GIVEN EXERCISE -> Convert the data, starting with the line containing "Patent image size: (880, 676)." and going on through the line containing "The cathode lead 4 is at (487, 185).", into a Markdown table with the columns Row and Line. Number each line in the Row column and omit blank lines.

EXCERPTED DATA ->
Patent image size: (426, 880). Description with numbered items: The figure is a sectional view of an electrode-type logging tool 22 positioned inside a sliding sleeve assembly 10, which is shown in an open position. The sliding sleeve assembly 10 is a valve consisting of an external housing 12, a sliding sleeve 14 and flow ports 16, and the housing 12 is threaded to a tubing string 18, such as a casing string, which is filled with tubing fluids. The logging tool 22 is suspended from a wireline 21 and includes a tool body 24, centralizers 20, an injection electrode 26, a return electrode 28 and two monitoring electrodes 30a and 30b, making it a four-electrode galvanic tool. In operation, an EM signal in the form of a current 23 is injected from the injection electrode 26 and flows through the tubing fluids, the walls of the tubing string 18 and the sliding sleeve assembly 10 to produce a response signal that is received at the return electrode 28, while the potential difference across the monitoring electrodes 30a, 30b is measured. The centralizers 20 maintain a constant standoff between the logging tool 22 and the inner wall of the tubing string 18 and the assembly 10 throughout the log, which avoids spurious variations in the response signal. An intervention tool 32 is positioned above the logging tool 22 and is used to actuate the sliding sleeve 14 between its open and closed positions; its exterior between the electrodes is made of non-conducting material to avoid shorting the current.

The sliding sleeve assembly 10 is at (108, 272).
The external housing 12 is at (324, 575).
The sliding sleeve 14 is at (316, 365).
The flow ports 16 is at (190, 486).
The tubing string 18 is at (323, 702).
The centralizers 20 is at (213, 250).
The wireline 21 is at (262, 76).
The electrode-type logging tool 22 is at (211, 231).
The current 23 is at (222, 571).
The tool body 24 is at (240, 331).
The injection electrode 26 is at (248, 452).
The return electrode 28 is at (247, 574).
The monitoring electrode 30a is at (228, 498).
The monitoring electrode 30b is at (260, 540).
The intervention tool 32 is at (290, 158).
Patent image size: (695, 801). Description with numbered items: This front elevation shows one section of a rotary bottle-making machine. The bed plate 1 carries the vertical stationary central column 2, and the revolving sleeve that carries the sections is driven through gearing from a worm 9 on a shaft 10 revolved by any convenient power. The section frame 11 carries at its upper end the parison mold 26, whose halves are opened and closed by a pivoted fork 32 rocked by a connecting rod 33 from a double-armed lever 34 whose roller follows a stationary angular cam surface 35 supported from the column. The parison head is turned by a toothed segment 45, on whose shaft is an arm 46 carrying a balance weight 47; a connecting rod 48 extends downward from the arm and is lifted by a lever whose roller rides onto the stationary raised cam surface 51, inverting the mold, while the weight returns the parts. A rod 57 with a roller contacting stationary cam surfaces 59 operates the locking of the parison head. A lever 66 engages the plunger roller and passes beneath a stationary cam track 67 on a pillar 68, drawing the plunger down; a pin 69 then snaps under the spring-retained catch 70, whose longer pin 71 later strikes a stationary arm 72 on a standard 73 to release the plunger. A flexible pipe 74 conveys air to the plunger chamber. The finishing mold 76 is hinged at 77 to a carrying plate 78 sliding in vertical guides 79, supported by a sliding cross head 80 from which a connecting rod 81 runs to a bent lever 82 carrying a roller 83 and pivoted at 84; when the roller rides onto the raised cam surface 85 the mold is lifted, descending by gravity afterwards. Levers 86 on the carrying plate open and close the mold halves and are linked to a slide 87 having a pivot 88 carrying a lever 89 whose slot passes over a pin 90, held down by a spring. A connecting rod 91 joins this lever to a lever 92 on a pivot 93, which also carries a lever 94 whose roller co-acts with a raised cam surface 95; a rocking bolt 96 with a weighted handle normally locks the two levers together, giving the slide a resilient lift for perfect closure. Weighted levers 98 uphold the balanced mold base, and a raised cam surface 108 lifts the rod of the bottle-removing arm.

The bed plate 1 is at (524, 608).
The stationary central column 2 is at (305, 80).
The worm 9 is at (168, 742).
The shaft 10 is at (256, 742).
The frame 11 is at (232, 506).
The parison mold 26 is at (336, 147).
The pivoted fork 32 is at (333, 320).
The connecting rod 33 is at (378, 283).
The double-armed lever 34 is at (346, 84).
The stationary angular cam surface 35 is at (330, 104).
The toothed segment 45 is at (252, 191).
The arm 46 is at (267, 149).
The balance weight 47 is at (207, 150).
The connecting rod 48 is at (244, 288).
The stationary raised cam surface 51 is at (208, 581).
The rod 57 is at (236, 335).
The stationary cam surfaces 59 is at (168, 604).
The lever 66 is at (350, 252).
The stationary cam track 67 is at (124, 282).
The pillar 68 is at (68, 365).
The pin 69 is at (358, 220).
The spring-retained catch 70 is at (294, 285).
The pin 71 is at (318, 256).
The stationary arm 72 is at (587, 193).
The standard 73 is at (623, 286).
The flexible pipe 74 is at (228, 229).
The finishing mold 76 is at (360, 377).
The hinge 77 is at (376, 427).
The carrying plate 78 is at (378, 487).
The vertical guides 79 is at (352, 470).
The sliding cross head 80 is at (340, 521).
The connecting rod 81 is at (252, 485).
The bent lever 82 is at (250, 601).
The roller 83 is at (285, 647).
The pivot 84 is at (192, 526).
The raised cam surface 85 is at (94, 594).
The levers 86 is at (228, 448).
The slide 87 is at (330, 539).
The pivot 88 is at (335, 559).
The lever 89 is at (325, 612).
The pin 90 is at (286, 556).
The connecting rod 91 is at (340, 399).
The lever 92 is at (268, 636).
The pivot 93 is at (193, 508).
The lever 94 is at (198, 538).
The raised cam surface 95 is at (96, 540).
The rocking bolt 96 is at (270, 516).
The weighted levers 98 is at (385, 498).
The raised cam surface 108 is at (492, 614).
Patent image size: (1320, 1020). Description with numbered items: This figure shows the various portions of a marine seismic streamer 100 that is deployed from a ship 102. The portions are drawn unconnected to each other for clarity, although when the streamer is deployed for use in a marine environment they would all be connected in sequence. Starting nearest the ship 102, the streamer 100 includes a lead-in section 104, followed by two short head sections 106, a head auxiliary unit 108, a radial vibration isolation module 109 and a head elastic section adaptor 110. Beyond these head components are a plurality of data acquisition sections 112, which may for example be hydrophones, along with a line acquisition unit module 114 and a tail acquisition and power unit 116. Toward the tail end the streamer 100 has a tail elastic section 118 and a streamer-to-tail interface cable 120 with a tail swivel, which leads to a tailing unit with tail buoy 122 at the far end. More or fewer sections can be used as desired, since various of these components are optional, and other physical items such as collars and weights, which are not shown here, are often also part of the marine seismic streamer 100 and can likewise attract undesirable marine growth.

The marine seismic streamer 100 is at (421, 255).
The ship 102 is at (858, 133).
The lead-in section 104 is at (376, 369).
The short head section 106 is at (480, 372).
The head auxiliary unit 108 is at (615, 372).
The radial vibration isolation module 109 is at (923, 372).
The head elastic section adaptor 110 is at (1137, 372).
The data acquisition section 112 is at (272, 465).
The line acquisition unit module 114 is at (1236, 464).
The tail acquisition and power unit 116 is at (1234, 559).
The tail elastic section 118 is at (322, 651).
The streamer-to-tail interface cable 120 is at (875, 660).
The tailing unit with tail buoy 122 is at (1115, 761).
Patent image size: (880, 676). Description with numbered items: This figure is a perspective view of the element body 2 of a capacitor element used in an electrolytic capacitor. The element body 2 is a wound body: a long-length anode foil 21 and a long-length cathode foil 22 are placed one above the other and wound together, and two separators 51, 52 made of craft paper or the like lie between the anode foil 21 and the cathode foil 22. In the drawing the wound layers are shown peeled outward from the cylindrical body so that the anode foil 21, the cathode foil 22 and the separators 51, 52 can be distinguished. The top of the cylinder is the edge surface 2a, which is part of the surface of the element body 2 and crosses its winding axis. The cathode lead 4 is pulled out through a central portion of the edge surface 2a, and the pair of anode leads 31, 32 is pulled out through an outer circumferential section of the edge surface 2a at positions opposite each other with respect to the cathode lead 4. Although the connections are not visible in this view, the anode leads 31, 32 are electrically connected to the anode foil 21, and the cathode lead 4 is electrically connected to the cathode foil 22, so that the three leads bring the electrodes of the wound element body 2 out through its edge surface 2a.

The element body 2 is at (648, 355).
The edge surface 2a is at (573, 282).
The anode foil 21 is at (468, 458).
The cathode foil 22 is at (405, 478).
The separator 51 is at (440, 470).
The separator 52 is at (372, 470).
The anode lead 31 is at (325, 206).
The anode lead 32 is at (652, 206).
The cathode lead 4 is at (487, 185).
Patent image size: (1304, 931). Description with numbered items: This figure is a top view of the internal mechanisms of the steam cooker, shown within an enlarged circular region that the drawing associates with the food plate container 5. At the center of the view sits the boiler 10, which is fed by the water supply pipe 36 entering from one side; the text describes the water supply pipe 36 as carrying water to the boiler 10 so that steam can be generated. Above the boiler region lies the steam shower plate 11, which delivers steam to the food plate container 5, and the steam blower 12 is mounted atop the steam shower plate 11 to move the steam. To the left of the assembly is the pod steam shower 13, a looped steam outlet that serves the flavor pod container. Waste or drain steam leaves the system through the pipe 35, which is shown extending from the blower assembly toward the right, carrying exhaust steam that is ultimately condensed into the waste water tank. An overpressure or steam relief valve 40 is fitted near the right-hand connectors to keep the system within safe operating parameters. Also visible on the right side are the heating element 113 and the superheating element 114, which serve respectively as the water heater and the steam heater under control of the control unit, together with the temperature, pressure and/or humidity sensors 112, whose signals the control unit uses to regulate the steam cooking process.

WRITTEN REPLY ->
| Row | Line |
|---|---|
| 1 | Patent image size: (880, 676). Description with numbered items: This figure is a perspective view of the element body 2 of a capacitor element used in an electrolytic capacitor. The element body 2 is a wound body: a long-length anode foil 21 and a long-length cathode foil 22 are placed one above the other and wound together, and two separators 51, 52 made of craft paper or the like lie between the anode foil 21 and the cathode foil 22. In the drawing the wound layers are shown peeled outward from the cylindrical body so that the anode foil 21, the cathode foil 22 and the separators 51, 52 can be distinguished. The top of the cylinder is the edge surface 2a, which is part of the surface of the element body 2 and crosses its winding axis. The cathode lead 4 is pulled out through a central portion of the edge surface 2a, and the pair of anode leads 31, 32 is pulled out through an outer circumferential section of the edge surface 2a at positions opposite each other with respect to the cathode lead 4. Although the connections are not visible in this view, the anode leads 31, 32 are electrically connected to the anode foil 21, and the cathode lead 4 is electrically connected to the cathode foil 22, so that the three leads bring the electrodes of the wound element body 2 out through its edge surface 2a. |
| 2 | The element body 2 is at (648, 355). |
| 3 | The edge surface 2a is at (573, 282). |
| 4 | The anode foil 21 is at (468, 458). |
| 5 | The cathode foil 22 is at (405, 478). |
| 6 | The separator 51 is at (440, 470). |
| 7 | The separator 52 is at (372, 470). |
| 8 | The anode lead 31 is at (325, 206). |
| 9 | The anode lead 32 is at (652, 206). |
| 10 | The cathode lead 4 is at (487, 185). |